_THE REQUEST:_
Write out every entry exactly as it stands.

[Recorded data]
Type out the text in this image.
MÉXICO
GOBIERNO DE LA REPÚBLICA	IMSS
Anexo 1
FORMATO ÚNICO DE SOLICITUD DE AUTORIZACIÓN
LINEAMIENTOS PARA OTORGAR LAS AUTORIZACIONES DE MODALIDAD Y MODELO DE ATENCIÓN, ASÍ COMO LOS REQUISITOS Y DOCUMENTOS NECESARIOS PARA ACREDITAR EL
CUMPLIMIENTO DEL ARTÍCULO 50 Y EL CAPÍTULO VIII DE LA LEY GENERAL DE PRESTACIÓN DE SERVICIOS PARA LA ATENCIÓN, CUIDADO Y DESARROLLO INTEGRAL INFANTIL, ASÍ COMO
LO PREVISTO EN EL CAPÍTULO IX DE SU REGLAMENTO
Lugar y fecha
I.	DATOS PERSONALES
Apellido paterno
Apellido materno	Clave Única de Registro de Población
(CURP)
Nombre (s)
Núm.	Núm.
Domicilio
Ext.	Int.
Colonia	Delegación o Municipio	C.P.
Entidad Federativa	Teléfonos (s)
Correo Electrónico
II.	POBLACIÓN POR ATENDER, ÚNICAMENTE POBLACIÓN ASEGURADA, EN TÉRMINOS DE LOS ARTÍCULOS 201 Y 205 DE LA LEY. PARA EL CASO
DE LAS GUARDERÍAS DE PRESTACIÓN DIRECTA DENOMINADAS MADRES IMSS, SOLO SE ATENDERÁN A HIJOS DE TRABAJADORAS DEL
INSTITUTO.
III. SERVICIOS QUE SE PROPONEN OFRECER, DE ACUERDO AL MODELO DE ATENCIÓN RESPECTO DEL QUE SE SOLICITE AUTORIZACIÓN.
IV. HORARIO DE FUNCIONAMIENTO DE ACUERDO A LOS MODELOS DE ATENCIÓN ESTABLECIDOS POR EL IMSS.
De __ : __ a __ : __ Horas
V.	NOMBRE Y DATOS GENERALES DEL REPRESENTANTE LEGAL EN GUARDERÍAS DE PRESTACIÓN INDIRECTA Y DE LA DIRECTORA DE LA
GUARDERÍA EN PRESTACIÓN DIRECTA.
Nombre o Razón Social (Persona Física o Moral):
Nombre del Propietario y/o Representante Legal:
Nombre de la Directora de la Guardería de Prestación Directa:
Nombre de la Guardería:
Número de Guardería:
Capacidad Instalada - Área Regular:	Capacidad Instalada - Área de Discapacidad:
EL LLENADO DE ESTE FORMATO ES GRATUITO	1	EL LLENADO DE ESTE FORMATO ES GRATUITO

_ANSWER TO THIS EXERCISE:_
Type out the text in this image.
MÉXICO
GOBIERNO DE LA REPÚBLICA	IMSS
Anexo 1
FORMATO ÚNICO DE SOLICITUD DE AUTORIZACIÓN
LINEAMIENTOS PARA OTORGAR LAS AUTORIZACIONES DE MODALIDAD Y MODELO DE ATENCIÓN, ASÍ COMO LOS REQUISITOS Y DOCUMENTOS NECESARIOS PARA ACREDITAR EL
CUMPLIMIENTO DEL ARTÍCULO 50 Y EL CAPÍTULO VIII DE LA LEY GENERAL DE PRESTACIÓN DE SERVICIOS PARA LA ATENCIÓN, CUIDADO Y DESARROLLO INTEGRAL INFANTIL, ASÍ COMO
LO PREVISTO EN EL CAPÍTULO IX DE SU REGLAMENTO
Lugar y fecha
I.	DATOS PERSONALES
Apellido paterno
Apellido materno	Clave Única de Registro de Población
(CURP)
Nombre (s)
Núm.	Núm.
Domicilio
Ext.	Int.
Colonia	Delegación o Municipio	C.P.
Entidad Federativa	Teléfonos (s)
Correo Electrónico
II.	POBLACIÓN POR ATENDER, ÚNICAMENTE POBLACIÓN ASEGURADA, EN TÉRMINOS DE LOS ARTÍCULOS 201 Y 205 DE LA LEY. PARA EL CASO
DE LAS GUARDERÍAS DE PRESTACIÓN DIRECTA DENOMINADAS MADRES IMSS, SOLO SE ATENDERÁN A HIJOS DE TRABAJADORAS DEL
INSTITUTO.
III. SERVICIOS QUE SE PROPONEN OFRECER, DE ACUERDO AL MODELO DE ATENCIÓN RESPECTO DEL QUE SE SOLICITE AUTORIZACIÓN.
IV. HORARIO DE FUNCIONAMIENTO DE ACUERDO A LOS MODELOS DE ATENCIÓN ESTABLECIDOS POR EL IMSS.
De __ : __ a __ : __ Horas
V.	NOMBRE Y DATOS GENERALES DEL REPRESENTANTE LEGAL EN GUARDERÍAS DE PRESTACIÓN INDIRECTA Y DE LA DIRECTORA DE LA
GUARDERÍA EN PRESTACIÓN DIRECTA.
Nombre o Razón Social (Persona Física o Moral):
Nombre del Propietario y/o Representante Legal:
Nombre de la Directora de la Guardería de Prestación Directa:
Nombre de la Guardería:
Número de Guardería:
Capacidad Instalada - Área Regular:	Capacidad Instalada - Área de Discapacidad:
EL LLENADO DE ESTE FORMATO ES GRATUITO	1	EL LLENADO DE ESTE FORMATO ES GRATUITO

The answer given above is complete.